Saved entries:
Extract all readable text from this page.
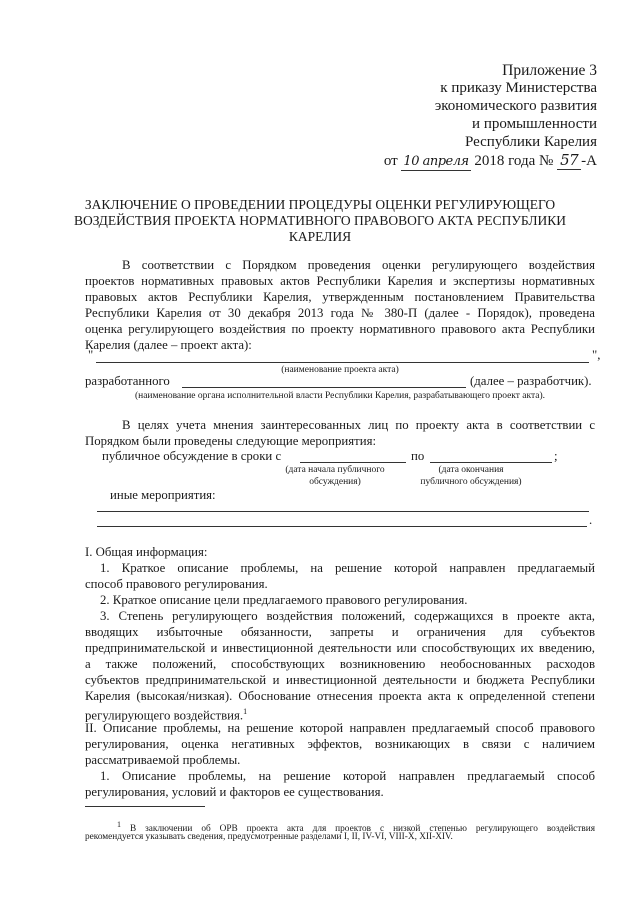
Приложение 3
к приказу Министерства
экономического развития
и промышленности
Республики Карелия
от 10 апреля 2018 года № 57 -А
ЗАКЛЮЧЕНИЕ О ПРОВЕДЕНИИ ПРОЦЕДУРЫ ОЦЕНКИ РЕГУЛИРУЮЩЕГО
ВОЗДЕЙСТВИЯ ПРОЕКТА НОРМАТИВНОГО ПРАВОВОГО АКТА РЕСПУБЛИКИ
КАРЕЛИЯ
В соответствии с Порядком проведения оценки регулирующего воздействия
проектов нормативных правовых актов Республики Карелия и экспертизы нормативных
правовых актов Республики Карелия, утвержденным постановлением Правительства
Республики Карелия от 30 декабря 2013 года № 380-П (далее - Порядок), проведена
оценка регулирующего воздействия по проекту нормативного правового акта Республики
Карелия (далее – проект акта):
"	",
(наименование проекта акта)
разработанного	(далее – разработчик).
(наименование органа исполнительной власти Республики Карелия, разрабатывающего проект акта).
В целях учета мнения заинтересованных лиц по проекту акта в соответствии с
Порядком были проведены следующие мероприятия:
публичное обсуждение в сроки с	по	;
(дата начала публичного обсуждения)
(дата окончания публичного обсуждения)
иные мероприятия:
.
I. Общая информация:
1. Краткое описание проблемы, на решение которой направлен предлагаемый
способ правового регулирования.
2. Краткое описание цели предлагаемого правового регулирования.
3. Степень регулирующего воздействия положений, содержащихся в проекте акта,
вводящих избыточные обязанности, запреты и ограничения для субъектов
предпринимательской и инвестиционной деятельности или способствующих их введению,
а также положений, способствующих возникновению необоснованных расходов
субъектов предпринимательской и инвестиционной деятельности и бюджета Республики
Карелия (высокая/низкая). Обоснование отнесения проекта акта к определенной степени
регулирующего воздействия.$^1$
II. Описание проблемы, на решение которой направлен предлагаемый способ правового
регулирования, оценка негативных эффектов, возникающих в связи с наличием
рассматриваемой проблемы.
1. Описание проблемы, на решение которой направлен предлагаемый способ
регулирования, условий и факторов ее существования.
$^1$ В заключении об ОРВ проекта акта для проектов с низкой степенью регулирующего воздействия
рекомендуется указывать сведения, предусмотренные разделами I, II, IV-VI, VIII-X, XII-XIV.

Task:
Reproduce the material above in full, exactly, with no images.

Finished exercise:
Extract all readable text from this page.
Приложение 3
к приказу Министерства
экономического развития
и промышленности
Республики Карелия
от 10 апреля 2018 года № 57 -А
ЗАКЛЮЧЕНИЕ О ПРОВЕДЕНИИ ПРОЦЕДУРЫ ОЦЕНКИ РЕГУЛИРУЮЩЕГО
ВОЗДЕЙСТВИЯ ПРОЕКТА НОРМАТИВНОГО ПРАВОВОГО АКТА РЕСПУБЛИКИ
КАРЕЛИЯ
В соответствии с Порядком проведения оценки регулирующего воздействия
проектов нормативных правовых актов Республики Карелия и экспертизы нормативных
правовых актов Республики Карелия, утвержденным постановлением Правительства
Республики Карелия от 30 декабря 2013 года № 380-П (далее - Порядок), проведена
оценка регулирующего воздействия по проекту нормативного правового акта Республики
Карелия (далее – проект акта):
"	",
(наименование проекта акта)
разработанного	(далее – разработчик).
(наименование органа исполнительной власти Республики Карелия, разрабатывающего проект акта).
В целях учета мнения заинтересованных лиц по проекту акта в соответствии с
Порядком были проведены следующие мероприятия:
публичное обсуждение в сроки с	по	;
(дата начала публичного обсуждения)
(дата окончания публичного обсуждения)
иные мероприятия:
.
I. Общая информация:
1. Краткое описание проблемы, на решение которой направлен предлагаемый
способ правового регулирования.
2. Краткое описание цели предлагаемого правового регулирования.
3. Степень регулирующего воздействия положений, содержащихся в проекте акта,
вводящих избыточные обязанности, запреты и ограничения для субъектов
предпринимательской и инвестиционной деятельности или способствующих их введению,
а также положений, способствующих возникновению необоснованных расходов
субъектов предпринимательской и инвестиционной деятельности и бюджета Республики
Карелия (высокая/низкая). Обоснование отнесения проекта акта к определенной степени
регулирующего воздействия.$^1$
II. Описание проблемы, на решение которой направлен предлагаемый способ правового
регулирования, оценка негативных эффектов, возникающих в связи с наличием
рассматриваемой проблемы.
1. Описание проблемы, на решение которой направлен предлагаемый способ
регулирования, условий и факторов ее существования.
$^1$ В заключении об ОРВ проекта акта для проектов с низкой степенью регулирующего воздействия
рекомендуется указывать сведения, предусмотренные разделами I, II, IV-VI, VIII-X, XII-XIV.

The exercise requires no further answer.